#### [PROBLEM DETAILS]
Quote all of the data that follows exactly as written, skipping the images.

* * * * *

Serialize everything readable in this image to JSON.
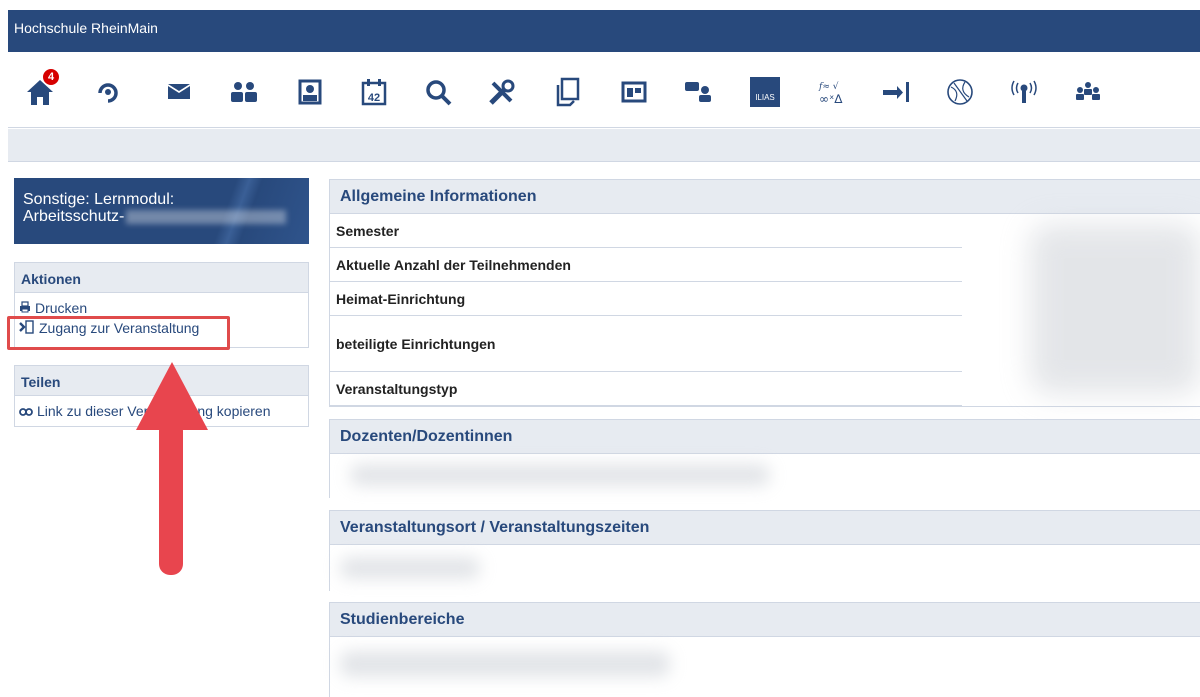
{
  "header": {
    "brand": "Hochschule RheinMain"
  },
  "nav": {
    "badge_count": "4",
    "ilias_label": "ILIAS",
    "icons": [
      "home-icon",
      "help-icon",
      "mail-icon",
      "community-icon",
      "profile-icon",
      "calendar-icon",
      "search-icon",
      "tools-icon",
      "files-icon",
      "courses-icon",
      "chat-icon",
      "ilias-icon",
      "formula-icon",
      "logout-icon",
      "globe-icon",
      "broadcast-icon",
      "groups-icon"
    ],
    "calendar_number": "42"
  },
  "sidebar": {
    "course_title_line1": "Sonstige: Lernmodul:",
    "course_title_line2": "Arbeitsschutz-",
    "actions": {
      "heading": "Aktionen",
      "items": [
        {
          "label": "Drucken",
          "icon": "print-icon"
        },
        {
          "label": "Zugang zur Veranstaltung",
          "icon": "enter-icon"
        }
      ]
    },
    "share": {
      "heading": "Teilen",
      "items": [
        {
          "label": "Link zu dieser Veranstaltung kopieren",
          "icon": "link-icon"
        }
      ]
    }
  },
  "main": {
    "general": {
      "heading": "Allgemeine Informationen",
      "rows": [
        "Semester",
        "Aktuelle Anzahl der Teilnehmenden",
        "Heimat-Einrichtung",
        "beteiligte Einrichtungen",
        "Veranstaltungstyp"
      ]
    },
    "lecturers": {
      "heading": "Dozenten/Dozentinnen"
    },
    "location": {
      "heading": "Veranstaltungsort / Veranstaltungszeiten"
    },
    "areas": {
      "heading": "Studienbereiche"
    }
  },
  "colors": {
    "primary": "#28497c",
    "header_bg": "#e7ebf1",
    "highlight": "#e04b4b",
    "badge": "#d60000"
  }
}
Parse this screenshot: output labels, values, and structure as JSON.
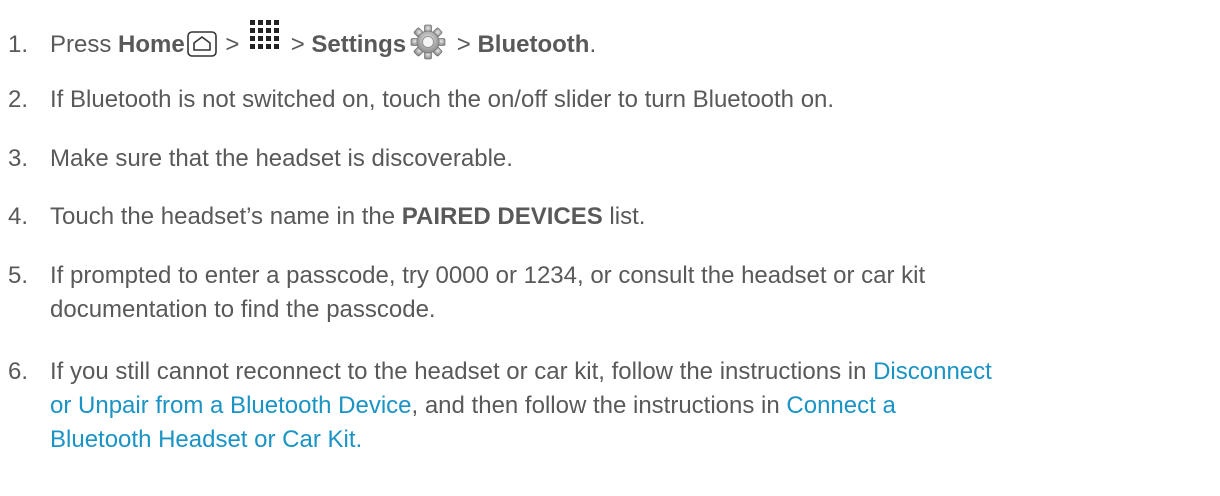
{
  "steps": [
    {
      "num": "1.",
      "press": "Press ",
      "home": "Home",
      "sep1": " > ",
      "sep2": " > ",
      "settings": "Settings",
      "sep3": " > ",
      "bluetooth": "Bluetooth",
      "end": ".",
      "icons": [
        "home-icon",
        "apps-icon",
        "gear-icon"
      ]
    },
    {
      "num": "2.",
      "text": "If Bluetooth is not switched on, touch the on/off slider to turn Bluetooth on."
    },
    {
      "num": "3.",
      "text": "Make sure that the headset is discoverable."
    },
    {
      "num": "4.",
      "pre": "Touch the headset’s name in the ",
      "bold": "PAIRED DEVICES",
      "post": " list."
    },
    {
      "num": "5.",
      "line1": "If prompted to enter a passcode, try 0000 or 1234, or consult the headset or car kit",
      "line2": "documentation to find the passcode."
    },
    {
      "num": "6.",
      "line1_pre": "If you still cannot reconnect to the headset or car kit, follow the instructions in ",
      "link1_part1": "Disconnect",
      "link1_part2": "or Unpair from a Bluetooth Device",
      "mid": ", and then follow the instructions in ",
      "link2_part1": "Connect a",
      "link2_part2": "Bluetooth Headset or Car Kit."
    }
  ],
  "colors": {
    "text": "#595959",
    "link": "#1a93c5"
  }
}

* * * * *

#### [RESPONSE TO THIS TASK]
Serialize everything readable in this image to JSON.
{
  "header": {
    "brand": "Hochschule RheinMain"
  },
  "nav": {
    "badge_count": "4",
    "ilias_label": "ILIAS",
    "icons": [
      "home-icon",
      "help-icon",
      "mail-icon",
      "community-icon",
      "profile-icon",
      "calendar-icon",
      "search-icon",
      "tools-icon",
      "files-icon",
      "courses-icon",
      "chat-icon",
      "ilias-icon",
      "formula-icon",
      "logout-icon",
      "globe-icon",
      "broadcast-icon",
      "groups-icon"
    ],
    "calendar_number": "42"
  },
  "sidebar": {
    "course_title_line1": "Sonstige: Lernmodul:",
    "course_title_line2": "Arbeitsschutz-",
    "actions": {
      "heading": "Aktionen",
      "items": [
        {
          "label": "Drucken",
          "icon": "print-icon"
        },
        {
          "label": "Zugang zur Veranstaltung",
          "icon": "enter-icon"
        }
      ]
    },
    "share": {
      "heading": "Teilen",
      "items": [
        {
          "label": "Link zu dieser Veranstaltung kopieren",
          "icon": "link-icon"
        }
      ]
    }
  },
  "main": {
    "general": {
      "heading": "Allgemeine Informationen",
      "rows": [
        "Semester",
        "Aktuelle Anzahl der Teilnehmenden",
        "Heimat-Einrichtung",
        "beteiligte Einrichtungen",
        "Veranstaltungstyp"
      ]
    },
    "lecturers": {
      "heading": "Dozenten/Dozentinnen"
    },
    "location": {
      "heading": "Veranstaltungsort / Veranstaltungszeiten"
    },
    "areas": {
      "heading": "Studienbereiche"
    }
  },
  "colors": {
    "primary": "#28497c",
    "header_bg": "#e7ebf1",
    "highlight": "#e04b4b",
    "badge": "#d60000"
  }
}
Parse this screenshot: output labels, values, and structure as JSON.
{
  "steps": [
    {
      "num": "1.",
      "press": "Press ",
      "home": "Home",
      "sep1": " > ",
      "sep2": " > ",
      "settings": "Settings",
      "sep3": " > ",
      "bluetooth": "Bluetooth",
      "end": ".",
      "icons": [
        "home-icon",
        "apps-icon",
        "gear-icon"
      ]
    },
    {
      "num": "2.",
      "text": "If Bluetooth is not switched on, touch the on/off slider to turn Bluetooth on."
    },
    {
      "num": "3.",
      "text": "Make sure that the headset is discoverable."
    },
    {
      "num": "4.",
      "pre": "Touch the headset’s name in the ",
      "bold": "PAIRED DEVICES",
      "post": " list."
    },
    {
      "num": "5.",
      "line1": "If prompted to enter a passcode, try 0000 or 1234, or consult the headset or car kit",
      "line2": "documentation to find the passcode."
    },
    {
      "num": "6.",
      "line1_pre": "If you still cannot reconnect to the headset or car kit, follow the instructions in ",
      "link1_part1": "Disconnect",
      "link1_part2": "or Unpair from a Bluetooth Device",
      "mid": ", and then follow the instructions in ",
      "link2_part1": "Connect a",
      "link2_part2": "Bluetooth Headset or Car Kit."
    }
  ],
  "colors": {
    "text": "#595959",
    "link": "#1a93c5"
  }
}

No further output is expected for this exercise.